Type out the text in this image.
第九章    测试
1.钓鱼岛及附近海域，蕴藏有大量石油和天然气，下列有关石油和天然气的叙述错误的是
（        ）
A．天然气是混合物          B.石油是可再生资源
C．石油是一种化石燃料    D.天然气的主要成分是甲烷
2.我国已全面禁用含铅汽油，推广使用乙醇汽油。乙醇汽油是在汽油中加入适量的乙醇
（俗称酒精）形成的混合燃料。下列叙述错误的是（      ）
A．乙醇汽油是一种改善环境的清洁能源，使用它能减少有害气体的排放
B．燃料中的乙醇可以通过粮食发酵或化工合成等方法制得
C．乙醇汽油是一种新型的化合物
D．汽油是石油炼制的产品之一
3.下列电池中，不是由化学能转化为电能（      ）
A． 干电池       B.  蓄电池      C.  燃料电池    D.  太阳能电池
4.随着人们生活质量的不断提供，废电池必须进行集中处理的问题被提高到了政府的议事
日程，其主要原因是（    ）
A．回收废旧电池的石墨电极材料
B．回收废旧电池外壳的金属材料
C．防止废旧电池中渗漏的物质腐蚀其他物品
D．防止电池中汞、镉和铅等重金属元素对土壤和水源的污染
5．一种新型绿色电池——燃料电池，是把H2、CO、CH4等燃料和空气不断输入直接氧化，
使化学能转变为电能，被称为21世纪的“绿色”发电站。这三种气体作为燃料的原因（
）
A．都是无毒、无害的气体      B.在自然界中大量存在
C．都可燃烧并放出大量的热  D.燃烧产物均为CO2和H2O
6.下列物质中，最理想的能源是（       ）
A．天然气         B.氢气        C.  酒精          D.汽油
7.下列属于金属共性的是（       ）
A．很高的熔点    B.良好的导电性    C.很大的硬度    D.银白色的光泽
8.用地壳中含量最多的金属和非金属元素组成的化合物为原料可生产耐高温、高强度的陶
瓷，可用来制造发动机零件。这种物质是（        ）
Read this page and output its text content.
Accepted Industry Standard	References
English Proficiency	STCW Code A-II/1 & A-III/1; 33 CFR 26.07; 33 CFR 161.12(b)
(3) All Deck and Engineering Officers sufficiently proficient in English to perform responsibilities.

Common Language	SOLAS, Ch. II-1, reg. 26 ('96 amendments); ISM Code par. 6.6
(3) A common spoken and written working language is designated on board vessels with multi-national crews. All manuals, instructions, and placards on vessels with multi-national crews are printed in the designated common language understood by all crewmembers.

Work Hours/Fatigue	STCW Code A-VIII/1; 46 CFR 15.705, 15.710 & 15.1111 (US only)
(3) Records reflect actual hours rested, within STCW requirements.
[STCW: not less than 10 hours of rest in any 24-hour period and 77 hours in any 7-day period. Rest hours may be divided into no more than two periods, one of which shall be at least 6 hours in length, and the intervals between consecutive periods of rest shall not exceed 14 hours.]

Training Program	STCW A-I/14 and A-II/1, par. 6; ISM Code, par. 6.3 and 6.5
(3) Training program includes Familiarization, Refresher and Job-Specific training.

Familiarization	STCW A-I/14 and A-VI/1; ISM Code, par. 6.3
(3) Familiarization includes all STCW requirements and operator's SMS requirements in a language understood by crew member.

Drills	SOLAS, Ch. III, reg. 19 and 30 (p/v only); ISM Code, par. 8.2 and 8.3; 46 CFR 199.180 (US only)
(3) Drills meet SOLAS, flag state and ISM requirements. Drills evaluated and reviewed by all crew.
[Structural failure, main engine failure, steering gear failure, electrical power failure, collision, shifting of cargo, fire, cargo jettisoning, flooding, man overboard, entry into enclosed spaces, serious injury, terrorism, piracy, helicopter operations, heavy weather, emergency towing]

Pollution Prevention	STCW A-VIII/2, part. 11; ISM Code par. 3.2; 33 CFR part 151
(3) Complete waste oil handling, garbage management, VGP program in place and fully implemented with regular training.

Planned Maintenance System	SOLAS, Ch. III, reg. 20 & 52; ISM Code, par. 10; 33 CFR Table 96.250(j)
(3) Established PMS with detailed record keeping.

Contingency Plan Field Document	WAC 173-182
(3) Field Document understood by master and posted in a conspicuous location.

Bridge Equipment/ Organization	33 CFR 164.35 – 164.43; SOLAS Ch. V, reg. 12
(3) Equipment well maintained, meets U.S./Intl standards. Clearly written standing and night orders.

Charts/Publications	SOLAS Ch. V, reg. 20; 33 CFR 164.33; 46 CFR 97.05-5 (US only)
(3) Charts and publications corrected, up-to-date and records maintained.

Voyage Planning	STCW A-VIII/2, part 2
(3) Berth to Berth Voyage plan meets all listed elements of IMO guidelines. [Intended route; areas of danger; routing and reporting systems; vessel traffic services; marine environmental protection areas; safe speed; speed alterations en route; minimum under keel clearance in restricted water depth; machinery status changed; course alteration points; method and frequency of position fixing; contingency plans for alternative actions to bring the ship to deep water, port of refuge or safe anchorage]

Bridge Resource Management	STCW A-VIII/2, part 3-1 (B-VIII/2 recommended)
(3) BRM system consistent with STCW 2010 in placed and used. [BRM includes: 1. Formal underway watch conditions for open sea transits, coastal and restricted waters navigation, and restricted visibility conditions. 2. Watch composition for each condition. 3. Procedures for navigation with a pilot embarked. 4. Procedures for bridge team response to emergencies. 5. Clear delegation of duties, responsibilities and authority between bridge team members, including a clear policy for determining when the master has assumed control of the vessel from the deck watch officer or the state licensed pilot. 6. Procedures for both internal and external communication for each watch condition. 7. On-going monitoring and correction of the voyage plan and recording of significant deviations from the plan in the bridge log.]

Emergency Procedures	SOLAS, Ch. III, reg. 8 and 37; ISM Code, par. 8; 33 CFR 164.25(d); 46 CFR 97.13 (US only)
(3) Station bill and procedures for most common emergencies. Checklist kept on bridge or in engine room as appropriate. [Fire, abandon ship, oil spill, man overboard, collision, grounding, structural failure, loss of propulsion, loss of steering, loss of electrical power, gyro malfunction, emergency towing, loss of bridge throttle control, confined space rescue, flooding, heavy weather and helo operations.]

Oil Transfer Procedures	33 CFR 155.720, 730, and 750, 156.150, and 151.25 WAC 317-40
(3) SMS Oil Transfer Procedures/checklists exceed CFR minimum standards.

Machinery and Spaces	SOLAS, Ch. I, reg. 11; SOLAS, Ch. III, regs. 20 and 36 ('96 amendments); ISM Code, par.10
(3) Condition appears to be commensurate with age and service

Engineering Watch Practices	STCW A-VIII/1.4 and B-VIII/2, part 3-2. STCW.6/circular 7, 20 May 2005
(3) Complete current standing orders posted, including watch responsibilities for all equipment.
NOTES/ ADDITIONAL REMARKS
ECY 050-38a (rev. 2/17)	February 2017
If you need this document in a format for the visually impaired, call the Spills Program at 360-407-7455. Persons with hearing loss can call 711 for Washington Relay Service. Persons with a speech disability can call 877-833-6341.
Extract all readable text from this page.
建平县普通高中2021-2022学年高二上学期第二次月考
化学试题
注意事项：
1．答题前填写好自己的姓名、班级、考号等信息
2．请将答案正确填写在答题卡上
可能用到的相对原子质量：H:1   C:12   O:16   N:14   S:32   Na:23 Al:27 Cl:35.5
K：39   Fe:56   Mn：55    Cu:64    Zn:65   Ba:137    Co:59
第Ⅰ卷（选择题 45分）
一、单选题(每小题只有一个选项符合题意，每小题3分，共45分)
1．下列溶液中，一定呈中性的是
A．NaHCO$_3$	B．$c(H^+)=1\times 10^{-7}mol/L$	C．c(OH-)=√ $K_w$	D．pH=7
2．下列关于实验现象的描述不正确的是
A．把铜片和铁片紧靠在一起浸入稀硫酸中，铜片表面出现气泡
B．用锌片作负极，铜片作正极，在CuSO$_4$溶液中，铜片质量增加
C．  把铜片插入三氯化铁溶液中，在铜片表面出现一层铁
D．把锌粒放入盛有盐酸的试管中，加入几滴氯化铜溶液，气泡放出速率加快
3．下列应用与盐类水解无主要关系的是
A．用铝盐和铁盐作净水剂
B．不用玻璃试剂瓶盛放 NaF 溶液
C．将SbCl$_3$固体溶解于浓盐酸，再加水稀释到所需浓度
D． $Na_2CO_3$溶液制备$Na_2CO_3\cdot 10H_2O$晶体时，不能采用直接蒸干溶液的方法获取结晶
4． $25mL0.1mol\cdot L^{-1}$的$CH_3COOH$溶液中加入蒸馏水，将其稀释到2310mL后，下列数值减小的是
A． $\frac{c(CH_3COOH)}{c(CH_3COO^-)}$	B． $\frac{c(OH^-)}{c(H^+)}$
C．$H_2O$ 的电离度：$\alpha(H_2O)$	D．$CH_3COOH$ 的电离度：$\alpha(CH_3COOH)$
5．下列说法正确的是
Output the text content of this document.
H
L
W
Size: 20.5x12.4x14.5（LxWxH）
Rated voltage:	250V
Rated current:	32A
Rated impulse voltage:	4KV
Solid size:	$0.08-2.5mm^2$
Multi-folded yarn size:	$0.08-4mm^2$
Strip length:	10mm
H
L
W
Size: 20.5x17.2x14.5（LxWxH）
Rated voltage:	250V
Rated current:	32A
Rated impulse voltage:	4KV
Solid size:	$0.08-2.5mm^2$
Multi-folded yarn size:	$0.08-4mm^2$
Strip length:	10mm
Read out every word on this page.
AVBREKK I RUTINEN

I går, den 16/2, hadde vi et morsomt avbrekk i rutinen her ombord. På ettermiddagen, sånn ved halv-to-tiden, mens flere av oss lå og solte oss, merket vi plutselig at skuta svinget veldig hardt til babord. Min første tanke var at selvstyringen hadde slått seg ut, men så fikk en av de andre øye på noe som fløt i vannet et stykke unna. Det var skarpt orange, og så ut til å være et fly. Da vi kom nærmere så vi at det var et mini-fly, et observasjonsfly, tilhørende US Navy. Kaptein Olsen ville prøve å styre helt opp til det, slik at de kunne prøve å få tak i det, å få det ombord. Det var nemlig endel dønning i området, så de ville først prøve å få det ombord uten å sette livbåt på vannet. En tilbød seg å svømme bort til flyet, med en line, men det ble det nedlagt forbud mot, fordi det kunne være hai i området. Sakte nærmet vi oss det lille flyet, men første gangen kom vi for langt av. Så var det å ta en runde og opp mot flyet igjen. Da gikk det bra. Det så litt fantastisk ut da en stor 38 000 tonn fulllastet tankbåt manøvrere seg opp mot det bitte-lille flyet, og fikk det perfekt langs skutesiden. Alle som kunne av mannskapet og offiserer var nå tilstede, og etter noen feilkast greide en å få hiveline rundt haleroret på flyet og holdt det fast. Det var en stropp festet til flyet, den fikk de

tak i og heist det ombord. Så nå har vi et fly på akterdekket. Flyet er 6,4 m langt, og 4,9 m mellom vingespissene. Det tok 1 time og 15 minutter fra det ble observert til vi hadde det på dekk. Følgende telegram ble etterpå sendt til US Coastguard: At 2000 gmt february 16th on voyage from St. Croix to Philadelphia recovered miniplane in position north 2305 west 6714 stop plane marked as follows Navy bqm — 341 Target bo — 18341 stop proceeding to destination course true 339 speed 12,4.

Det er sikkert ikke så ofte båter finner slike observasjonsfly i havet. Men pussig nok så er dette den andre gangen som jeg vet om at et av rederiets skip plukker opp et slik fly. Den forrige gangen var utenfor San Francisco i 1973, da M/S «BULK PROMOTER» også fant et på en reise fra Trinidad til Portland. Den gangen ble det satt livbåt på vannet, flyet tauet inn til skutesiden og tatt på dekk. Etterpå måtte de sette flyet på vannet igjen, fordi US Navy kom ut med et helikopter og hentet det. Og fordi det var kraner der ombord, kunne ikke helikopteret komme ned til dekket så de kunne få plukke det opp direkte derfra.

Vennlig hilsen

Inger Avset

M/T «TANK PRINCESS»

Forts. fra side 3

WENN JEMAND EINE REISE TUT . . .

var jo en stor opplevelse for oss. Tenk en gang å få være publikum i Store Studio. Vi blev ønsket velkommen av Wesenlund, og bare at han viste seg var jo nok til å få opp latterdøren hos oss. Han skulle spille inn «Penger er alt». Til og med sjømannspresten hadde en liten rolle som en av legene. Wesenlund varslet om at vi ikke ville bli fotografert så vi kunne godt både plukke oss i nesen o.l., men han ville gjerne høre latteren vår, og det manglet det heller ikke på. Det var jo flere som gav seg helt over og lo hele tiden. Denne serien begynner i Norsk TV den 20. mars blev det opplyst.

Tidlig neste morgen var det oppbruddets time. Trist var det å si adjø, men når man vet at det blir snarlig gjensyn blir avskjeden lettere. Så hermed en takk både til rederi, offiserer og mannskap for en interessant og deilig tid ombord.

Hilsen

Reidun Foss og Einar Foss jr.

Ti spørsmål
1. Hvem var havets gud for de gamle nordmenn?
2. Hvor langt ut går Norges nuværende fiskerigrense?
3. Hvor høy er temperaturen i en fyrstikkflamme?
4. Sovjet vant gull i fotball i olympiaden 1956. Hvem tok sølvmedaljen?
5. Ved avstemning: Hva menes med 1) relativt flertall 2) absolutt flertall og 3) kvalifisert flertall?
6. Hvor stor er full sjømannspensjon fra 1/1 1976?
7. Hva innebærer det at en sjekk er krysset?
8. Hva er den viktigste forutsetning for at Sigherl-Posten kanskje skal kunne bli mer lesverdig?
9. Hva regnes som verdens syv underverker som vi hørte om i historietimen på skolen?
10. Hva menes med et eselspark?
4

## [What you will do]
Using the records above, pull out each line where the word "loss" occurs.

## [Reply]
(3) Station bill and procedures for most common emergencies. Checklist kept on bridge or in engine room as appropriate. [Fire, abandon ship, oil spill, man overboard, collision, grounding, structural failure, loss of propulsion, loss of steering, loss of electrical power, gyro malfunction, emergency towing, loss of bridge throttle control, confined space rescue, flooding, heavy weather and helo operations.]
If you need this document in a format for the visually impaired, call the Spills Program at 360-407-7455. Persons with hearing loss can call 711 for Washington Relay Service. Persons with a speech disability can call 877-833-6341.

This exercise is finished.